• [WHAT IS BEING ASKED]
Present the data once more in exactly its original form.

• [DATA PROVIDED]
··········

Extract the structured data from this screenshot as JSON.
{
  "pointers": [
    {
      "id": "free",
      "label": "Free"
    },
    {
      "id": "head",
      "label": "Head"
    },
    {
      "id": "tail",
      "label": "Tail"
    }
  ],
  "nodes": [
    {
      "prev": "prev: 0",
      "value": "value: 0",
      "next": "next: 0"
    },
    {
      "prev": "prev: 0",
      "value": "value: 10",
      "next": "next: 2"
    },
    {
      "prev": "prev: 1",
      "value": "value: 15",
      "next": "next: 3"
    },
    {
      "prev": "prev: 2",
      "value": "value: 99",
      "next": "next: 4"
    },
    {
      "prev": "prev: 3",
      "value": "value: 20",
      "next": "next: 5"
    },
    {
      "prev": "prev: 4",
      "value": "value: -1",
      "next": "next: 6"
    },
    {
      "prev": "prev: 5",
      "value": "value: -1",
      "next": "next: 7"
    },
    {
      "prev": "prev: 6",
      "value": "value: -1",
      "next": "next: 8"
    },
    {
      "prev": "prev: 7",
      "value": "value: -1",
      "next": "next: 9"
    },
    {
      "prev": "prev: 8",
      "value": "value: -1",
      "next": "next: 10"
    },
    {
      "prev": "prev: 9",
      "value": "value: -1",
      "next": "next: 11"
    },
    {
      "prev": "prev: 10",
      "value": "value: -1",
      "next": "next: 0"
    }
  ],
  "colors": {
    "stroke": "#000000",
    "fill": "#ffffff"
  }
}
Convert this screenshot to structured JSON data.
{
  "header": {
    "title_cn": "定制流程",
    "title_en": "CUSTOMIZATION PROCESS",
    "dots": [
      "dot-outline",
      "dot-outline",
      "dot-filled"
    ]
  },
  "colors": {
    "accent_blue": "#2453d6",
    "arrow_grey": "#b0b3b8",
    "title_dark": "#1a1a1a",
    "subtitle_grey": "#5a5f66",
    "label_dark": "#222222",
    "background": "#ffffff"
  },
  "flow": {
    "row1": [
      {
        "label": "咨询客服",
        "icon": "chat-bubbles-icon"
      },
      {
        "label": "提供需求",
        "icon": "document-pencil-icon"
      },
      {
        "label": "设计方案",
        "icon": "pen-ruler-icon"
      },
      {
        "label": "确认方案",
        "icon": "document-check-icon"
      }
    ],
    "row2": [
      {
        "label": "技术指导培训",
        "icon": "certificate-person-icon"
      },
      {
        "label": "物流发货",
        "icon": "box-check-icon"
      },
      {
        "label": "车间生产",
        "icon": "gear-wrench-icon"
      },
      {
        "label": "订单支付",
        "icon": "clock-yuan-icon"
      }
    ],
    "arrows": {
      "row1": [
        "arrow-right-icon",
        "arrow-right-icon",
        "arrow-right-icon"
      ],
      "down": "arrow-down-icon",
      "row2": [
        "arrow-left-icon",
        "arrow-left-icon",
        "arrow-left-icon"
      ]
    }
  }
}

··········

• [SOLUTION FOR THIS PROBLEM]
Extract the structured data from this screenshot as JSON.
{
  "pointers": [
    {
      "id": "free",
      "label": "Free"
    },
    {
      "id": "head",
      "label": "Head"
    },
    {
      "id": "tail",
      "label": "Tail"
    }
  ],
  "nodes": [
    {
      "prev": "prev: 0",
      "value": "value: 0",
      "next": "next: 0"
    },
    {
      "prev": "prev: 0",
      "value": "value: 10",
      "next": "next: 2"
    },
    {
      "prev": "prev: 1",
      "value": "value: 15",
      "next": "next: 3"
    },
    {
      "prev": "prev: 2",
      "value": "value: 99",
      "next": "next: 4"
    },
    {
      "prev": "prev: 3",
      "value": "value: 20",
      "next": "next: 5"
    },
    {
      "prev": "prev: 4",
      "value": "value: -1",
      "next": "next: 6"
    },
    {
      "prev": "prev: 5",
      "value": "value: -1",
      "next": "next: 7"
    },
    {
      "prev": "prev: 6",
      "value": "value: -1",
      "next": "next: 8"
    },
    {
      "prev": "prev: 7",
      "value": "value: -1",
      "next": "next: 9"
    },
    {
      "prev": "prev: 8",
      "value": "value: -1",
      "next": "next: 10"
    },
    {
      "prev": "prev: 9",
      "value": "value: -1",
      "next": "next: 11"
    },
    {
      "prev": "prev: 10",
      "value": "value: -1",
      "next": "next: 0"
    }
  ],
  "colors": {
    "stroke": "#000000",
    "fill": "#ffffff"
  }
}
Convert this screenshot to structured JSON data.
{
  "header": {
    "title_cn": "定制流程",
    "title_en": "CUSTOMIZATION PROCESS",
    "dots": [
      "dot-outline",
      "dot-outline",
      "dot-filled"
    ]
  },
  "colors": {
    "accent_blue": "#2453d6",
    "arrow_grey": "#b0b3b8",
    "title_dark": "#1a1a1a",
    "subtitle_grey": "#5a5f66",
    "label_dark": "#222222",
    "background": "#ffffff"
  },
  "flow": {
    "row1": [
      {
        "label": "咨询客服",
        "icon": "chat-bubbles-icon"
      },
      {
        "label": "提供需求",
        "icon": "document-pencil-icon"
      },
      {
        "label": "设计方案",
        "icon": "pen-ruler-icon"
      },
      {
        "label": "确认方案",
        "icon": "document-check-icon"
      }
    ],
    "row2": [
      {
        "label": "技术指导培训",
        "icon": "certificate-person-icon"
      },
      {
        "label": "物流发货",
        "icon": "box-check-icon"
      },
      {
        "label": "车间生产",
        "icon": "gear-wrench-icon"
      },
      {
        "label": "订单支付",
        "icon": "clock-yuan-icon"
      }
    ],
    "arrows": {
      "row1": [
        "arrow-right-icon",
        "arrow-right-icon",
        "arrow-right-icon"
      ],
      "down": "arrow-down-icon",
      "row2": [
        "arrow-left-icon",
        "arrow-left-icon",
        "arrow-left-icon"
      ]
    }
  }
}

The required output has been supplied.